---- Data supplied

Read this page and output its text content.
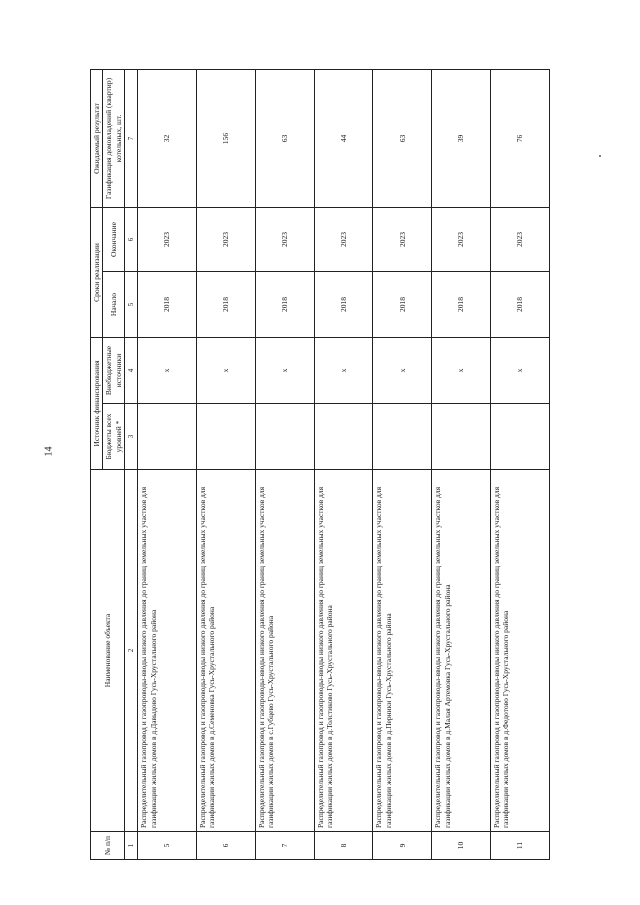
14
№ п/п	Наименование объекта	Источник финансирования		Сроки реализации		Ожидаемый результат
		Бюджеты всех уровней *	Внебюджетные источники	Начало	Окончание	Газификация домовладений (квартир) котельных, шт.
1	2	3	4	5	6	7
5	Распределительный газопровод и газопроводы-вводы низкого давления до границ земельных участков для газификации жилых домов в д.Давыдово Гусь-Хрустального района		x	2018	2023	32
6	Распределительный газопровод и газопроводы-вводы низкого давления до границ земельных участков для газификации жилых домов в д.Семеновка Гусь-Хрустального района		x	2018	2023	156
7	Распределительный газопровод и газопроводы-вводы низкого давления до границ земельных участков для газификации жилых домов в с.Губцево Гусь-Хрустального района		x	2018	2023	63
8	Распределительный газопровод и газопроводы-вводы низкого давления до границ земельных участков для газификации жилых домов в д.Толстиково Гусь-Хрустального района		x	2018	2023	44
9	Распределительный газопровод и газопроводы-вводы низкого давления до границ земельных участков для газификации жилых домов в д.Перники Гусь-Хрустального района		x	2018	2023	63
10	Распределительный газопровод и газопроводы-вводы низкого давления до границ земельных участков для газификации жилых домов в д.Малая Артемовка Гусь-Хрустального района		x	2018	2023	39
11	Распределительный газопровод и газопроводы-вводы низкого давления до границ земельных участков для газификации жилых домов в д.Федотово Гусь-Хрустального района		x	2018	2023	76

--------

▶ **The exercise**: Transcribe every entry word for word, but skip the pictures.

▶ **Final answer**:
Read this page and output its text content.
14
№ п/п	Наименование объекта	Источник финансирования		Сроки реализации		Ожидаемый результат
		Бюджеты всех уровней *	Внебюджетные источники	Начало	Окончание	Газификация домовладений (квартир) котельных, шт.
1	2	3	4	5	6	7
5	Распределительный газопровод и газопроводы-вводы низкого давления до границ земельных участков для газификации жилых домов в д.Давыдово Гусь-Хрустального района		x	2018	2023	32
6	Распределительный газопровод и газопроводы-вводы низкого давления до границ земельных участков для газификации жилых домов в д.Семеновка Гусь-Хрустального района		x	2018	2023	156
7	Распределительный газопровод и газопроводы-вводы низкого давления до границ земельных участков для газификации жилых домов в с.Губцево Гусь-Хрустального района		x	2018	2023	63
8	Распределительный газопровод и газопроводы-вводы низкого давления до границ земельных участков для газификации жилых домов в д.Толстиково Гусь-Хрустального района		x	2018	2023	44
9	Распределительный газопровод и газопроводы-вводы низкого давления до границ земельных участков для газификации жилых домов в д.Перники Гусь-Хрустального района		x	2018	2023	63
10	Распределительный газопровод и газопроводы-вводы низкого давления до границ земельных участков для газификации жилых домов в д.Малая Артемовка Гусь-Хрустального района		x	2018	2023	39
11	Распределительный газопровод и газопроводы-вводы низкого давления до границ земельных участков для газификации жилых домов в д.Федотово Гусь-Хрустального района		x	2018	2023	76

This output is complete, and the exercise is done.